* [WHAT THIS TASK INVOLVES]: Rewrite each of the records below, substituting "View Options" for every occurrence of "Display Options" and leaving everything else unchanged.

* [ENTRIES SUPPLIED]:
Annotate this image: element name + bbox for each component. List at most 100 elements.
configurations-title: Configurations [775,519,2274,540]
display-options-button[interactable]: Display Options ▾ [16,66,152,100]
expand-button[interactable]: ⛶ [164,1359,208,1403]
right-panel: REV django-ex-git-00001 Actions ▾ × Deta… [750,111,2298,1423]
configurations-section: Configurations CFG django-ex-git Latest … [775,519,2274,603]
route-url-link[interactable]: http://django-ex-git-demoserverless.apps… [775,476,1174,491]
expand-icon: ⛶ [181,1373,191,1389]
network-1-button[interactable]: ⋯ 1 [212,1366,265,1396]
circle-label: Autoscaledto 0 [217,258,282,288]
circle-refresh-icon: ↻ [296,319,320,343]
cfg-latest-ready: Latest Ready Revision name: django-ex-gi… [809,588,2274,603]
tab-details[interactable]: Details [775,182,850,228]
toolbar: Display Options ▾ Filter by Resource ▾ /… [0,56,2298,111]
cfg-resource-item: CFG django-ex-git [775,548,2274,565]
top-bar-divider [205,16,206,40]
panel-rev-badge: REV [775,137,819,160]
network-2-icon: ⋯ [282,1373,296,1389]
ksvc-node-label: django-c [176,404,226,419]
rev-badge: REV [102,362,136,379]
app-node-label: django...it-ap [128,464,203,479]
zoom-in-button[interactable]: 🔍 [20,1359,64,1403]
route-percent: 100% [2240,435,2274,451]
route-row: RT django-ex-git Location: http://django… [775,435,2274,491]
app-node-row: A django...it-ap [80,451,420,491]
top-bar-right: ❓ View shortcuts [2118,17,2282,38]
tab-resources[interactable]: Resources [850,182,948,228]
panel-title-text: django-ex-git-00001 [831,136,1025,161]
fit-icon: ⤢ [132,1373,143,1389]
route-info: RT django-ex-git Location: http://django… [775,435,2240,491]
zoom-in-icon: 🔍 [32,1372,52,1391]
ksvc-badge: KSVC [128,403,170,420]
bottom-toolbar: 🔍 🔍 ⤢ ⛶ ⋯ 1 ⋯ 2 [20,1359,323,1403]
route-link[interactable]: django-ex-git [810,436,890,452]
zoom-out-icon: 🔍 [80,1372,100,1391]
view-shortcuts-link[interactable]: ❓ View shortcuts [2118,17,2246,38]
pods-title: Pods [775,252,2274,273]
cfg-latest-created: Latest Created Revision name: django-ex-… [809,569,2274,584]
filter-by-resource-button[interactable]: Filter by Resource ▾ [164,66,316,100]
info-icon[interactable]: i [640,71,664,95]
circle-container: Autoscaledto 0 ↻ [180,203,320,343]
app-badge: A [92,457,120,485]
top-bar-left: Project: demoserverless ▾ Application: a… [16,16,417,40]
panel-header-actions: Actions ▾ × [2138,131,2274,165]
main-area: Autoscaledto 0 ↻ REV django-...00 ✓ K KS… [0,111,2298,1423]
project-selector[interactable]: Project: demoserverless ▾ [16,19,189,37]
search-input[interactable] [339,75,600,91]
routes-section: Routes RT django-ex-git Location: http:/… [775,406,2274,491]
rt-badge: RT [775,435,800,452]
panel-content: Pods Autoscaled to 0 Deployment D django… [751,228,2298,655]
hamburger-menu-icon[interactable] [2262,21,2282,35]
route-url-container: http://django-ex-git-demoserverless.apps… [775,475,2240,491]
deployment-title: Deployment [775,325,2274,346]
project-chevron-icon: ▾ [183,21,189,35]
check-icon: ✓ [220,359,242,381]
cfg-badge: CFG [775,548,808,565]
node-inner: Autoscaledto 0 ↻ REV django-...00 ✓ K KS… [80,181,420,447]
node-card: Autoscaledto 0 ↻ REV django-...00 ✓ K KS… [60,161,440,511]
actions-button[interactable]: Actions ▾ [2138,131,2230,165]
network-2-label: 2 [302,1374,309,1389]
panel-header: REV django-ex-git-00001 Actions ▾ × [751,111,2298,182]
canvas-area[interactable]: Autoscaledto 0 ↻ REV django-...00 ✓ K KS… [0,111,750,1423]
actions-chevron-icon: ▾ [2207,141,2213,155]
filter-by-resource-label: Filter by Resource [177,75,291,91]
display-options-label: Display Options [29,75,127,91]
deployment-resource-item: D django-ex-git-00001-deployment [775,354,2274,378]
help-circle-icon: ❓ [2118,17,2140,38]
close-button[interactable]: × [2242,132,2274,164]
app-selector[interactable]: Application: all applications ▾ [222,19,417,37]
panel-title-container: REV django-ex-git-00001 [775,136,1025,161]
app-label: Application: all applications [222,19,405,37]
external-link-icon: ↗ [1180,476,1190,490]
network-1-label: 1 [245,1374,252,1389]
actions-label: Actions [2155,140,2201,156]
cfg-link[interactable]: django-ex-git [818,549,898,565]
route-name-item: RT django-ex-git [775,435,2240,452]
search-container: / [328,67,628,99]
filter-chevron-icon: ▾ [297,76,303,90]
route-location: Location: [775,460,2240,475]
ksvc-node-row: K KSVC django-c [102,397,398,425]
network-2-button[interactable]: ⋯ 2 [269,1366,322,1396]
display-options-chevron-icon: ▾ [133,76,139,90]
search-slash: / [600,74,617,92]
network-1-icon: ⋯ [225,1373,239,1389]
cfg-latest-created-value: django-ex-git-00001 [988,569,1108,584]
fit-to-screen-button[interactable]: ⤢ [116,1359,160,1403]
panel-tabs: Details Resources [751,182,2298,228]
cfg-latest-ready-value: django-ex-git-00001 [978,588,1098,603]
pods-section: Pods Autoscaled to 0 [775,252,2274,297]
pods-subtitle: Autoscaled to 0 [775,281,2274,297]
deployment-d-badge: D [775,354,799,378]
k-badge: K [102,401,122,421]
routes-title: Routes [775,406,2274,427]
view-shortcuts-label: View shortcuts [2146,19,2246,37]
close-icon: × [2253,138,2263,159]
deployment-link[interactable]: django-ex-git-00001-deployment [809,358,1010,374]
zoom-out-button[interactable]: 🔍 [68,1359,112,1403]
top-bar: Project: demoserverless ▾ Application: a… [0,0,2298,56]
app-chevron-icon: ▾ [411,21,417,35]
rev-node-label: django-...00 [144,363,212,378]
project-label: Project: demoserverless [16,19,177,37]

* [OUTPUT OF THE TASK]:
Annotate this image: element name + bbox for each component. List at most 100 elements.
configurations-title: Configurations [775,519,2274,540]
display-options-button[interactable]: View Options ▾ [16,66,152,100]
expand-button[interactable]: ⛶ [164,1359,208,1403]
right-panel: REV django-ex-git-00001 Actions ▾ × Deta… [750,111,2298,1423]
configurations-section: Configurations CFG django-ex-git Latest … [775,519,2274,603]
route-url-link[interactable]: http://django-ex-git-demoserverless.apps… [775,476,1174,491]
expand-icon: ⛶ [181,1373,191,1389]
network-1-button[interactable]: ⋯ 1 [212,1366,265,1396]
circle-label: Autoscaledto 0 [217,258,282,288]
circle-refresh-icon: ↻ [296,319,320,343]
cfg-latest-ready: Latest Ready Revision name: django-ex-gi… [809,588,2274,603]
tab-details[interactable]: Details [775,182,850,228]
toolbar: View Options ▾ Filter by Resource ▾ /… [0,56,2298,111]
cfg-resource-item: CFG django-ex-git [775,548,2274,565]
top-bar-divider [205,16,206,40]
panel-rev-badge: REV [775,137,819,160]
network-2-icon: ⋯ [282,1373,296,1389]
ksvc-node-label: django-c [176,404,226,419]
rev-badge: REV [102,362,136,379]
app-node-label: django...it-ap [128,464,203,479]
zoom-in-button[interactable]: 🔍 [20,1359,64,1403]
route-percent: 100% [2240,435,2274,451]
route-row: RT django-ex-git Location: http://django… [775,435,2274,491]
app-node-row: A django...it-ap [80,451,420,491]
top-bar-right: ❓ View shortcuts [2118,17,2282,38]
tab-resources[interactable]: Resources [850,182,948,228]
panel-title-text: django-ex-git-00001 [831,136,1025,161]
fit-icon: ⤢ [132,1373,143,1389]
route-info: RT django-ex-git Location: http://django… [775,435,2240,491]
zoom-in-icon: 🔍 [32,1372,52,1391]
ksvc-badge: KSVC [128,403,170,420]
bottom-toolbar: 🔍 🔍 ⤢ ⛶ ⋯ 1 ⋯ 2 [20,1359,323,1403]
route-link[interactable]: django-ex-git [810,436,890,452]
zoom-out-icon: 🔍 [80,1372,100,1391]
view-shortcuts-link[interactable]: ❓ View shortcuts [2118,17,2246,38]
pods-title: Pods [775,252,2274,273]
cfg-latest-created: Latest Created Revision name: django-ex-… [809,569,2274,584]
filter-by-resource-button[interactable]: Filter by Resource ▾ [164,66,316,100]
info-icon[interactable]: i [640,71,664,95]
circle-container: Autoscaledto 0 ↻ [180,203,320,343]
app-badge: A [92,457,120,485]
top-bar-left: Project: demoserverless ▾ Application: a… [16,16,417,40]
panel-header-actions: Actions ▾ × [2138,131,2274,165]
main-area: Autoscaledto 0 ↻ REV django-...00 ✓ K KS… [0,111,2298,1423]
project-selector[interactable]: Project: demoserverless ▾ [16,19,189,37]
search-input[interactable] [339,75,600,91]
routes-section: Routes RT django-ex-git Location: http:/… [775,406,2274,491]
rt-badge: RT [775,435,800,452]
panel-content: Pods Autoscaled to 0 Deployment D django… [751,228,2298,655]
hamburger-menu-icon[interactable] [2262,21,2282,35]
route-url-container: http://django-ex-git-demoserverless.apps… [775,475,2240,491]
deployment-title: Deployment [775,325,2274,346]
project-chevron-icon: ▾ [183,21,189,35]
check-icon: ✓ [220,359,242,381]
cfg-badge: CFG [775,548,808,565]
node-inner: Autoscaledto 0 ↻ REV django-...00 ✓ K KS… [80,181,420,447]
node-card: Autoscaledto 0 ↻ REV django-...00 ✓ K KS… [60,161,440,511]
actions-button[interactable]: Actions ▾ [2138,131,2230,165]
network-2-label: 2 [302,1374,309,1389]
panel-header: REV django-ex-git-00001 Actions ▾ × [751,111,2298,182]
canvas-area[interactable]: Autoscaledto 0 ↻ REV django-...00 ✓ K KS… [0,111,750,1423]
actions-chevron-icon: ▾ [2207,141,2213,155]
filter-by-resource-label: Filter by Resource [177,75,291,91]
display-options-label: View Options [29,75,127,91]
deployment-resource-item: D django-ex-git-00001-deployment [775,354,2274,378]
help-circle-icon: ❓ [2118,17,2140,38]
close-button[interactable]: × [2242,132,2274,164]
app-selector[interactable]: Application: all applications ▾ [222,19,417,37]
panel-title-container: REV django-ex-git-00001 [775,136,1025,161]
app-label: Application: all applications [222,19,405,37]
external-link-icon: ↗ [1180,476,1190,490]
network-1-label: 1 [245,1374,252,1389]
actions-label: Actions [2155,140,2201,156]
cfg-link[interactable]: django-ex-git [818,549,898,565]
route-name-item: RT django-ex-git [775,435,2240,452]
search-container: / [328,67,628,99]
filter-chevron-icon: ▾ [297,76,303,90]
route-location: Location: [775,460,2240,475]
ksvc-node-row: K KSVC django-c [102,397,398,425]
network-2-button[interactable]: ⋯ 2 [269,1366,322,1396]
display-options-chevron-icon: ▾ [133,76,139,90]
search-slash: / [600,74,617,92]
network-1-icon: ⋯ [225,1373,239,1389]
cfg-latest-created-value: django-ex-git-00001 [988,569,1108,584]
fit-to-screen-button[interactable]: ⤢ [116,1359,160,1403]
panel-tabs: Details Resources [751,182,2298,228]
cfg-latest-ready-value: django-ex-git-00001 [978,588,1098,603]
pods-section: Pods Autoscaled to 0 [775,252,2274,297]
pods-subtitle: Autoscaled to 0 [775,281,2274,297]
deployment-d-badge: D [775,354,799,378]
k-badge: K [102,401,122,421]
routes-title: Routes [775,406,2274,427]
view-shortcuts-label: View shortcuts [2146,19,2246,37]
close-icon: × [2253,138,2263,159]
deployment-link[interactable]: django-ex-git-00001-deployment [809,358,1010,374]
zoom-out-button[interactable]: 🔍 [68,1359,112,1403]
top-bar: Project: demoserverless ▾ Application: a… [0,0,2298,56]
app-chevron-icon: ▾ [411,21,417,35]
rev-node-label: django-...00 [144,363,212,378]
project-label: Project: demoserverless [16,19,177,37]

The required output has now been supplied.